AIM: Determine the count of lines holding the string "time". Return only the number.

PROVIDED RECORDS:

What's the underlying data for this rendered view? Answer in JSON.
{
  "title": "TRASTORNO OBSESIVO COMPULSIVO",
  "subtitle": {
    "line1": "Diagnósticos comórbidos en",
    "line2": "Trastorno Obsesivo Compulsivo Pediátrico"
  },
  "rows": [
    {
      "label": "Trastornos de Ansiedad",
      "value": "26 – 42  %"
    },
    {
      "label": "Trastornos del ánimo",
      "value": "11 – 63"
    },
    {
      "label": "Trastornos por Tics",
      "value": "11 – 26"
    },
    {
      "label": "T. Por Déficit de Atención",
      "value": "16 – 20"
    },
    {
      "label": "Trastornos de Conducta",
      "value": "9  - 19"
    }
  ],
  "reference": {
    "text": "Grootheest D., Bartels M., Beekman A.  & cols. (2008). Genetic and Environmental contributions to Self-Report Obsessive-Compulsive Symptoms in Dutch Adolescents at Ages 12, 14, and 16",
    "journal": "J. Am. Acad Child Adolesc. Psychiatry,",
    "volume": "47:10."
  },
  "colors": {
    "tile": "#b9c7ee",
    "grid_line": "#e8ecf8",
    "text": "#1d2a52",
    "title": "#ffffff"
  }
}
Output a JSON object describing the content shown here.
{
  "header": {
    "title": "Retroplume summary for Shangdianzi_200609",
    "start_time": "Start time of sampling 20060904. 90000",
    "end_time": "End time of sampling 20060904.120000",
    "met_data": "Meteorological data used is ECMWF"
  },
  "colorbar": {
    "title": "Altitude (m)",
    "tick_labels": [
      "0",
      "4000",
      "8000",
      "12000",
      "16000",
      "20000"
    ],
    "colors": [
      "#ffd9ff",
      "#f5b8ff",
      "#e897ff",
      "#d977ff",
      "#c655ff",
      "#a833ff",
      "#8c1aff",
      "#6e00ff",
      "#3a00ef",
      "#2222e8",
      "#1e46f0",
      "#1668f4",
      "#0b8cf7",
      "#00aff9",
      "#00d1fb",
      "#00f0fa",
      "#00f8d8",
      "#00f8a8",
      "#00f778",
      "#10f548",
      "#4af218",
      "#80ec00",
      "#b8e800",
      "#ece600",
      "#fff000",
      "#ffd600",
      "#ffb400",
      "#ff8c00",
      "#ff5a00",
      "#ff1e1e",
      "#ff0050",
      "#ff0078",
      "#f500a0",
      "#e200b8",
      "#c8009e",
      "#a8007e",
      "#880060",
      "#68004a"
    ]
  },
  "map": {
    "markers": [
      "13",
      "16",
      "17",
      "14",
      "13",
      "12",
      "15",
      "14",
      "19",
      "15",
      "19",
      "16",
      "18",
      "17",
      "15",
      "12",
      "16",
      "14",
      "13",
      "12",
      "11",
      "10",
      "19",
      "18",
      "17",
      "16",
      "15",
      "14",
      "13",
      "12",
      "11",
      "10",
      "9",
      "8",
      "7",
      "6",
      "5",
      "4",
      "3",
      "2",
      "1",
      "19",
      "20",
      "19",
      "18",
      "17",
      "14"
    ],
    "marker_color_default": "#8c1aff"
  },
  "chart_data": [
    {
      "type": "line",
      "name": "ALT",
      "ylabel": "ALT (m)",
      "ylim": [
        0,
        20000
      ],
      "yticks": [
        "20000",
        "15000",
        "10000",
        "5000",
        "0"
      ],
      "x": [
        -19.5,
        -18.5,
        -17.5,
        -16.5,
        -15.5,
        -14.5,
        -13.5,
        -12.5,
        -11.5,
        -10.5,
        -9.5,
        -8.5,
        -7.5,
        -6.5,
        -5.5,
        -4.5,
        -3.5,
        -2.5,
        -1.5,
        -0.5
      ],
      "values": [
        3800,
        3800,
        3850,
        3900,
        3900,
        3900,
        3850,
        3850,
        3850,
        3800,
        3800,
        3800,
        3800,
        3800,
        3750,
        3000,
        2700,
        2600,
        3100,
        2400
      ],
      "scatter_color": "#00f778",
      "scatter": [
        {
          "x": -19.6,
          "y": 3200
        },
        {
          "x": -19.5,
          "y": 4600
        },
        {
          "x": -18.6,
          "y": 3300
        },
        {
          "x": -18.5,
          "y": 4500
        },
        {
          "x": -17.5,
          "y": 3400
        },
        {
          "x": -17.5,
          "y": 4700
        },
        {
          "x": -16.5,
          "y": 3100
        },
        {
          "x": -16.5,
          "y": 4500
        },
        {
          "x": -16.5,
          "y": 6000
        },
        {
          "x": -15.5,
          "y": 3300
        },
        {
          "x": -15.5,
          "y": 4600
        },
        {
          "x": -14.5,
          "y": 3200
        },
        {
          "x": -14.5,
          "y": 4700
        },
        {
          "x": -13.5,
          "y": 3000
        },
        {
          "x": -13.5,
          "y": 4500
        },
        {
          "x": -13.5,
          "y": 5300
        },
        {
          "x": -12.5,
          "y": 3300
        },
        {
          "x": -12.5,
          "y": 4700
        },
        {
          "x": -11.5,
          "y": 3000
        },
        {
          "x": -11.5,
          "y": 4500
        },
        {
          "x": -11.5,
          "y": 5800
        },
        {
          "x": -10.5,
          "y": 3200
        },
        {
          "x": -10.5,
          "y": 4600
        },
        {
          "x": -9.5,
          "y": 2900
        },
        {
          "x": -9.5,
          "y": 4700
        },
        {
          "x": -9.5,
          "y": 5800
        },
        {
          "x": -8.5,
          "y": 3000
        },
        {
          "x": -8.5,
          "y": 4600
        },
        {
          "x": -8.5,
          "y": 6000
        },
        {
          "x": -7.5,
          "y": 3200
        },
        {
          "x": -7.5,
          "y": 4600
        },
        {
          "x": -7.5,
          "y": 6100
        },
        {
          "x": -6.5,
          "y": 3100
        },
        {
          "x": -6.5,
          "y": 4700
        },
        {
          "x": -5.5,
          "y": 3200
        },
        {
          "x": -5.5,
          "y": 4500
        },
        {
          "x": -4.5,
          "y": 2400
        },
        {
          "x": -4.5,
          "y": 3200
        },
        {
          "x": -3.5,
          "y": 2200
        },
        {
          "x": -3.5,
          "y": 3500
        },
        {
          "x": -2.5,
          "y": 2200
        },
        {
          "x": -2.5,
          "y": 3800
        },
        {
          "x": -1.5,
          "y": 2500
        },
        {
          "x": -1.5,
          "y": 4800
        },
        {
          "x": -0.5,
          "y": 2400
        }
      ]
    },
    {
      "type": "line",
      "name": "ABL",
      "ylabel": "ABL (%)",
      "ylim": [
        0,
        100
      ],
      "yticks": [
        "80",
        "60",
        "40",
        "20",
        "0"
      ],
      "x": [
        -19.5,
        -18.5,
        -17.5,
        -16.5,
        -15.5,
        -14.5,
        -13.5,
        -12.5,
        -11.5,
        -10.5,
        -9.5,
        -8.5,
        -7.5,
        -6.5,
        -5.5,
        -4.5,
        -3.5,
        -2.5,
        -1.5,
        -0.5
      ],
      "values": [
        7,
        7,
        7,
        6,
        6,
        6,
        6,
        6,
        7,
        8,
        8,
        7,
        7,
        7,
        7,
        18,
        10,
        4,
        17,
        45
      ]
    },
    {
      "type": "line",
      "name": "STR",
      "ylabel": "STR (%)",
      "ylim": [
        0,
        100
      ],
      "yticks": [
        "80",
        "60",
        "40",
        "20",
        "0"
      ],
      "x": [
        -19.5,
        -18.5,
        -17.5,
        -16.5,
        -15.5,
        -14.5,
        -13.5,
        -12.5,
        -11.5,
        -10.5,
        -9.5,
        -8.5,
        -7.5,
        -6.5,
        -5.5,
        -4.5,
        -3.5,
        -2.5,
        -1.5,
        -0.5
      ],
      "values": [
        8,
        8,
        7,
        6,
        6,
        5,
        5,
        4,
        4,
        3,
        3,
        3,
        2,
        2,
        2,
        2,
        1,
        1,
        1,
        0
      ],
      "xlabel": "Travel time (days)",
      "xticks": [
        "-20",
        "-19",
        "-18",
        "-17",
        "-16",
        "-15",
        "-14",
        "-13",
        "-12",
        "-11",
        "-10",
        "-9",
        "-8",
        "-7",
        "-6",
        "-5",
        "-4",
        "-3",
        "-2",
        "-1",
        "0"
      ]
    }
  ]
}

FULL RESPONSE: 3